■ Aim ■
Copy each line that has the string "written" somewhere in it.

___ Material for this exercise

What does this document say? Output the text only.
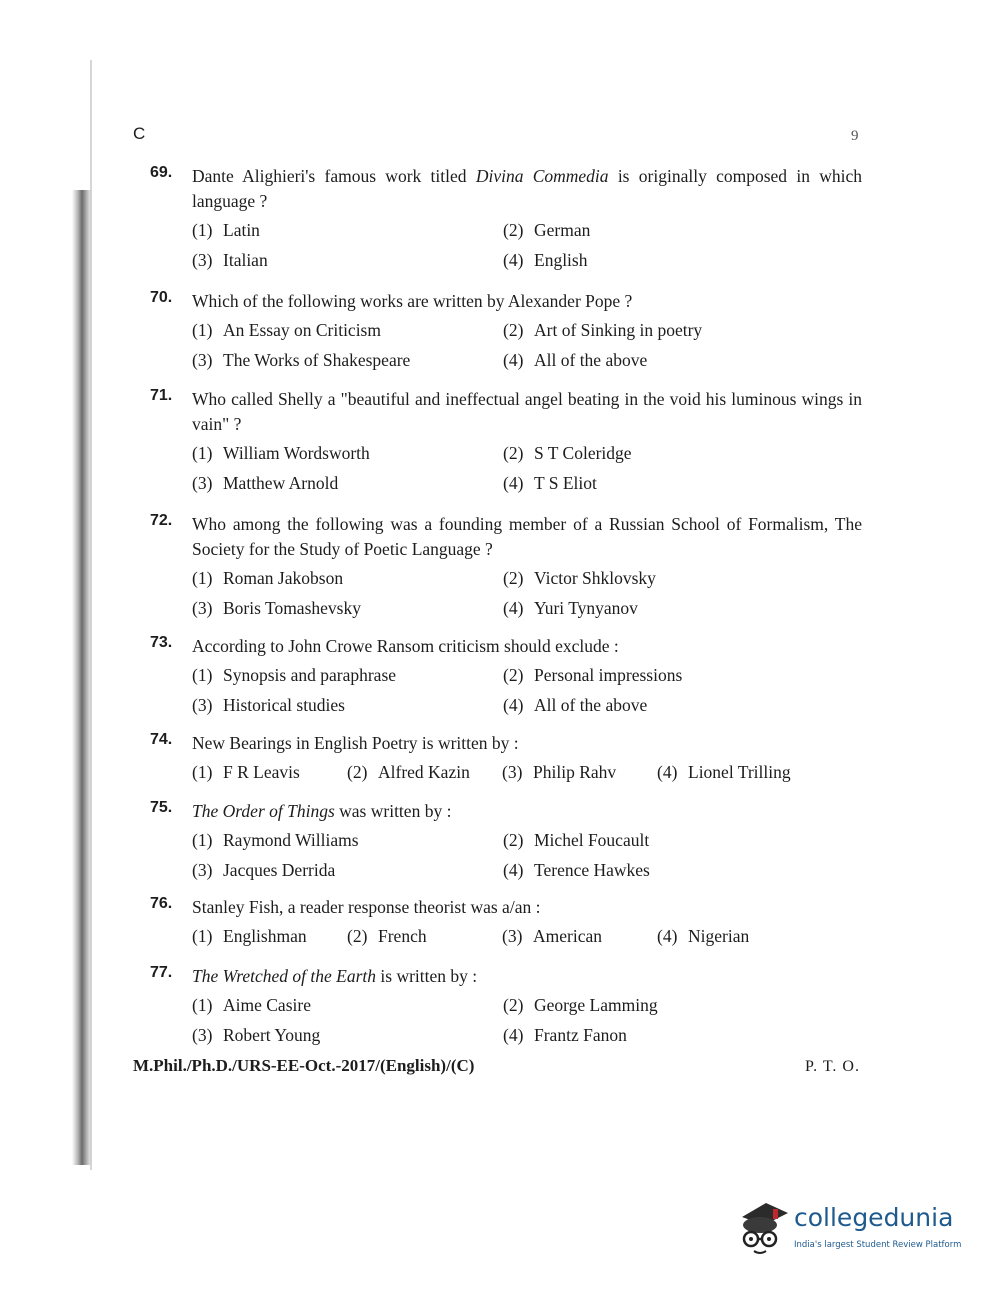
C	9
69.	Dante Alighieri's famous work titled Divina Commedia is originally composed in which language ?
(1) Latin	(2) German
(3) Italian	(4) English
70.	Which of the following works are written by Alexander Pope ?
(1) An Essay on Criticism	(2) Art of Sinking in poetry
(3) The Works of Shakespeare	(4) All of the above
71.	Who called Shelly a "beautiful and ineffectual angel beating in the void his luminous wings in vain" ?
(1) William Wordsworth	(2) S T Coleridge
(3) Matthew Arnold	(4) T S Eliot
72.	Who among the following was a founding member of a Russian School of Formalism, The Society for the Study of Poetic Language ?
(1) Roman Jakobson	(2) Victor Shklovsky
(3) Boris Tomashevsky	(4) Yuri Tynyanov
73.	According to John Crowe Ransom criticism should exclude :
(1) Synopsis and paraphrase	(2) Personal impressions
(3) Historical studies	(4) All of the above
74.	New Bearings in English Poetry is written by :
(1) F R Leavis	(2) Alfred Kazin	(3) Philip Rahv	(4) Lionel Trilling
75.	The Order of Things was written by :
(1) Raymond Williams	(2) Michel Foucault
(3) Jacques Derrida	(4) Terence Hawkes
76.	Stanley Fish, a reader response theorist was a/an :
(1) Englishman	(2) French	(3) American	(4) Nigerian
77.	The Wretched of the Earth is written by :
(1) Aime Casire	(2) George Lamming
(3) Robert Young	(4) Frantz Fanon
M.Phil./Ph.D./URS-EE-Oct.-2017/(English)/(C)	P. T. O.
collegedunia
India's largest Student Review Platform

______

■ Result for this exercise ■
70.	Which of the following works are written by Alexander Pope ?
74.	New Bearings in English Poetry is written by :
75.	The Order of Things was written by :
77.	The Wretched of the Earth is written by :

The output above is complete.